» **Aim**
Please output the records below in full, exactly as given, but without the images.
[Task material start]
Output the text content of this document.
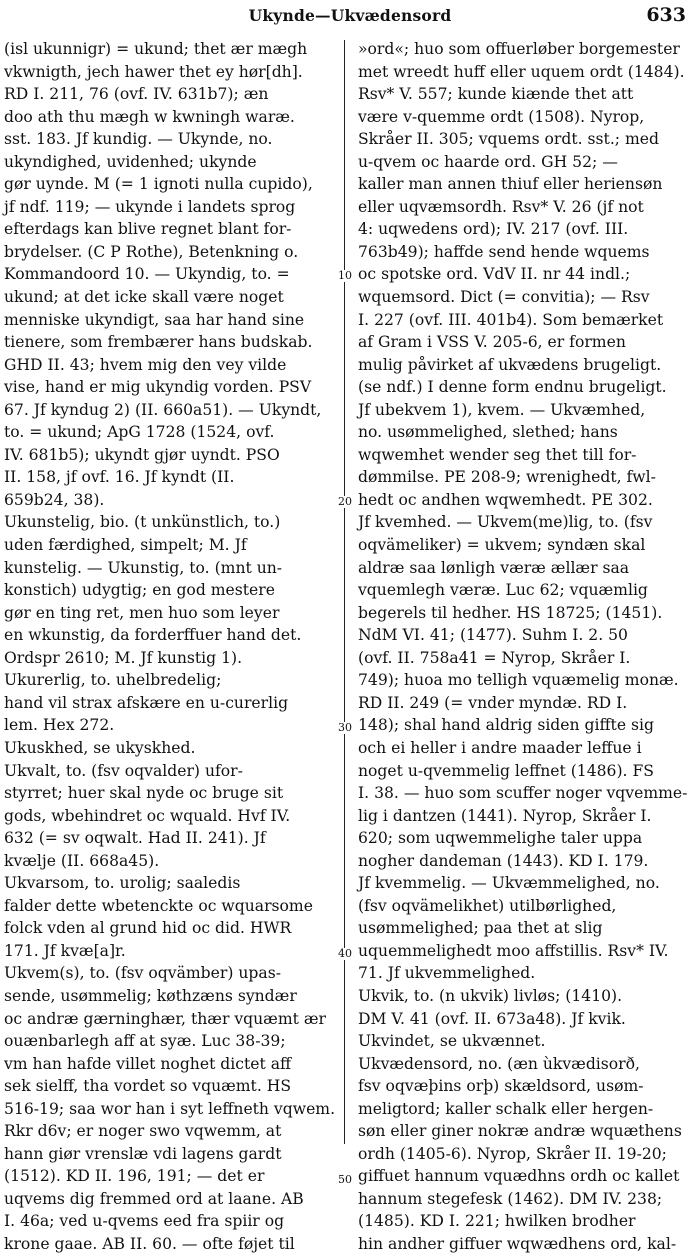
Ukynde—Ukvædensord	633
(isl ukunnigr) = ukund; thet ær mægh
vkwnigth, jech hawer thet ey hør[dh].
RD I. 211, 76 (ovf. IV. 631b7); æn
doo ath thu mægh w kwningh waræ.
sst. 183. Jf kundig. — Ukynde, no.
ukyndighed, uvidenhed; ukynde
gør uynde. M (= 1 ignoti nulla cupido),
jf ndf. 119; — ukynde i landets sprog
efterdags kan blive regnet blant for-
brydelser. (C P Rothe), Betenkning o.
Kommandoord 10. — Ukyndig, to. =
ukund; at det icke skall være noget
menniske ukyndigt, saa har hand sine
tienere, som frembærer hans budskab.
GHD II. 43; hvem mig den vey vilde
vise, hand er mig ukyndig vorden. PSV
67. Jf kyndug 2) (II. 660a51). — Ukyndt,
to. = ukund; ApG 1728 (1524, ovf.
IV. 681b5); ukyndt gjør uyndt. PSO
II. 158, jf ovf. 16. Jf kyndt (II.
659b24, 38).
Ukunstelig, bio. (t unkünstlich, to.)
uden færdighed, simpelt; M. Jf
kunstelig. — Ukunstig, to. (mnt un-
konstich) udygtig; en god mestere
gør en ting ret, men huo som leyer
en wkunstig, da forderffuer hand det.
Ordspr 2610; M. Jf kunstig 1).
Ukurerlig, to. uhelbredelig;
hand vil strax afskære en u-curerlig
lem. Hex 272.
Ukuskhed, se ukyskhed.
Ukvalt, to. (fsv oqvalder) ufor-
styrret; huer skal nyde oc bruge sit
gods, wbehindret oc wquald. Hvf IV.
632 (= sv oqwalt. Had II. 241). Jf
kvælje (II. 668a45).
Ukvarsom, to. urolig; saaledis
falder dette wbetenckte oc wquarsome
folck vden al grund hid oc did. HWR
171. Jf kvæ[a]r.
Ukvem(s), to. (fsv oqvämber) upas-
sende, usømmelig; køthzæns syndær
oc andræ gærninghær, thær vquæmt ær
ouænbarlegh aff at syæ. Luc 38-39;
vm han hafde villet noghet dictet aff
sek sielff, tha vordet so vquæmt. HS
516-19; saa wor han i syt leffneth vqwem.
Rkr d6v; er noger swo vqwemm, at
hann giør vrenslæ vdi lagens gardt
(1512). KD II. 196, 191; — det er
uqvems dig fremmed ord at laane. AB
I. 46a; ved u-qvems eed fra spiir og
krone gaae. AB II. 60. — ofte føjet til
»ord«; huo som offuerløber borgemester
met wreedt huff eller uquem ordt (1484).
Rsv* V. 557; kunde kiænde thet att
være v-quemme ordt (1508). Nyrop,
Skråer II. 305; vquems ordt. sst.; med
u-qvem oc haarde ord. GH 52; —
kaller man annen thiuf eller heriensøn
eller uqvæmsordh. Rsv* V. 26 (jf not
4: uqwedens ord); IV. 217 (ovf. III.
763b49); haffde send hende wquems
oc spotske ord. VdV II. nr 44 indl.;
wquemsord. Dict (= convitia); — Rsv
I. 227 (ovf. III. 401b4). Som bemærket
af Gram i VSS V. 205-6, er formen
mulig påvirket af ukvædens brugeligt.
(se ndf.) I denne form endnu brugeligt.
Jf ubekvem 1), kvem. — Ukvæmhed,
no. usømmelighed, slethed; hans
wqwemhet wender seg thet till for-
dømmilse. PE 208-9; wrenighedt, fwl-
hedt oc andhen wqwemhedt. PE 302.
Jf kvemhed. — Ukvem(me)lig, to. (fsv
oqvämeliker) = ukvem; syndæn skal
aldræ saa lønligh væræ ællær saa
vquemlegh væræ. Luc 62; vquæmlig
begerels til hedher. HS 18725; (1451).
NdM VI. 41; (1477). Suhm I. 2. 50
(ovf. II. 758a41 = Nyrop, Skråer I.
749); huoa mo telligh vquæmelig monæ.
RD II. 249 (= vnder myndæ. RD I.
148); shal hand aldrig siden giffte sig
och ei heller i andre maader leffue i
noget u-qvemmelig leffnet (1486). FS
I. 38. — huo som scuffer noger vqvemme-
lig i dantzen (1441). Nyrop, Skråer I.
620; som uqwemmelighe taler uppa
nogher dandeman (1443). KD I. 179.
Jf kvemmelig. — Ukvæmmelighed, no.
(fsv oqvämelikhet) utilbørlighed,
usømmelighed; paa thet at slig
uquemmelighedt moo affstillis. Rsv* IV.
71. Jf ukvemmelighed.
Ukvik, to. (n ukvik) livløs; (1410).
DM V. 41 (ovf. II. 673a48). Jf kvik.
Ukvindet, se ukvænnet.
Ukvædensord, no. (æn ùkvædisorð,
fsv oqvæþins orþ) skældsord, usøm-
meligtord; kaller schalk eller hergen-
søn eller giner nokræ andræ wquæthens
ordh (1405-6). Nyrop, Skråer II. 19-20;
giffuet hannum vquædhns ordh oc kallet
hannum stegefesk (1462). DM IV. 238;
(1485). KD I. 221; hwilken brodher
hin andher giffuer wqwædhens ord, kal-
10
20
30
40
50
[Task material end]
» **Correct output**
Output the text content of this document.
Ukynde—Ukvædensord	633
(isl ukunnigr) = ukund; thet ær mægh
vkwnigth, jech hawer thet ey hør[dh].
RD I. 211, 76 (ovf. IV. 631b7); æn
doo ath thu mægh w kwningh waræ.
sst. 183. Jf kundig. — Ukynde, no.
ukyndighed, uvidenhed; ukynde
gør uynde. M (= 1 ignoti nulla cupido),
jf ndf. 119; — ukynde i landets sprog
efterdags kan blive regnet blant for-
brydelser. (C P Rothe), Betenkning o.
Kommandoord 10. — Ukyndig, to. =
ukund; at det icke skall være noget
menniske ukyndigt, saa har hand sine
tienere, som frembærer hans budskab.
GHD II. 43; hvem mig den vey vilde
vise, hand er mig ukyndig vorden. PSV
67. Jf kyndug 2) (II. 660a51). — Ukyndt,
to. = ukund; ApG 1728 (1524, ovf.
IV. 681b5); ukyndt gjør uyndt. PSO
II. 158, jf ovf. 16. Jf kyndt (II.
659b24, 38).
Ukunstelig, bio. (t unkünstlich, to.)
uden færdighed, simpelt; M. Jf
kunstelig. — Ukunstig, to. (mnt un-
konstich) udygtig; en god mestere
gør en ting ret, men huo som leyer
en wkunstig, da forderffuer hand det.
Ordspr 2610; M. Jf kunstig 1).
Ukurerlig, to. uhelbredelig;
hand vil strax afskære en u-curerlig
lem. Hex 272.
Ukuskhed, se ukyskhed.
Ukvalt, to. (fsv oqvalder) ufor-
styrret; huer skal nyde oc bruge sit
gods, wbehindret oc wquald. Hvf IV.
632 (= sv oqwalt. Had II. 241). Jf
kvælje (II. 668a45).
Ukvarsom, to. urolig; saaledis
falder dette wbetenckte oc wquarsome
folck vden al grund hid oc did. HWR
171. Jf kvæ[a]r.
Ukvem(s), to. (fsv oqvämber) upas-
sende, usømmelig; køthzæns syndær
oc andræ gærninghær, thær vquæmt ær
ouænbarlegh aff at syæ. Luc 38-39;
vm han hafde villet noghet dictet aff
sek sielff, tha vordet so vquæmt. HS
516-19; saa wor han i syt leffneth vqwem.
Rkr d6v; er noger swo vqwemm, at
hann giør vrenslæ vdi lagens gardt
(1512). KD II. 196, 191; — det er
uqvems dig fremmed ord at laane. AB
I. 46a; ved u-qvems eed fra spiir og
krone gaae. AB II. 60. — ofte føjet til
»ord«; huo som offuerløber borgemester
met wreedt huff eller uquem ordt (1484).
Rsv* V. 557; kunde kiænde thet att
være v-quemme ordt (1508). Nyrop,
Skråer II. 305; vquems ordt. sst.; med
u-qvem oc haarde ord. GH 52; —
kaller man annen thiuf eller heriensøn
eller uqvæmsordh. Rsv* V. 26 (jf not
4: uqwedens ord); IV. 217 (ovf. III.
763b49); haffde send hende wquems
oc spotske ord. VdV II. nr 44 indl.;
wquemsord. Dict (= convitia); — Rsv
I. 227 (ovf. III. 401b4). Som bemærket
af Gram i VSS V. 205-6, er formen
mulig påvirket af ukvædens brugeligt.
(se ndf.) I denne form endnu brugeligt.
Jf ubekvem 1), kvem. — Ukvæmhed,
no. usømmelighed, slethed; hans
wqwemhet wender seg thet till for-
dømmilse. PE 208-9; wrenighedt, fwl-
hedt oc andhen wqwemhedt. PE 302.
Jf kvemhed. — Ukvem(me)lig, to. (fsv
oqvämeliker) = ukvem; syndæn skal
aldræ saa lønligh væræ ællær saa
vquemlegh væræ. Luc 62; vquæmlig
begerels til hedher. HS 18725; (1451).
NdM VI. 41; (1477). Suhm I. 2. 50
(ovf. II. 758a41 = Nyrop, Skråer I.
749); huoa mo telligh vquæmelig monæ.
RD II. 249 (= vnder myndæ. RD I.
148); shal hand aldrig siden giffte sig
och ei heller i andre maader leffue i
noget u-qvemmelig leffnet (1486). FS
I. 38. — huo som scuffer noger vqvemme-
lig i dantzen (1441). Nyrop, Skråer I.
620; som uqwemmelighe taler uppa
nogher dandeman (1443). KD I. 179.
Jf kvemmelig. — Ukvæmmelighed, no.
(fsv oqvämelikhet) utilbørlighed,
usømmelighed; paa thet at slig
uquemmelighedt moo affstillis. Rsv* IV.
71. Jf ukvemmelighed.
Ukvik, to. (n ukvik) livløs; (1410).
DM V. 41 (ovf. II. 673a48). Jf kvik.
Ukvindet, se ukvænnet.
Ukvædensord, no. (æn ùkvædisorð,
fsv oqvæþins orþ) skældsord, usøm-
meligtord; kaller schalk eller hergen-
søn eller giner nokræ andræ wquæthens
ordh (1405-6). Nyrop, Skråer II. 19-20;
giffuet hannum vquædhns ordh oc kallet
hannum stegefesk (1462). DM IV. 238;
(1485). KD I. 221; hwilken brodher
hin andher giffuer wqwædhens ord, kal-
10
20
30
40
50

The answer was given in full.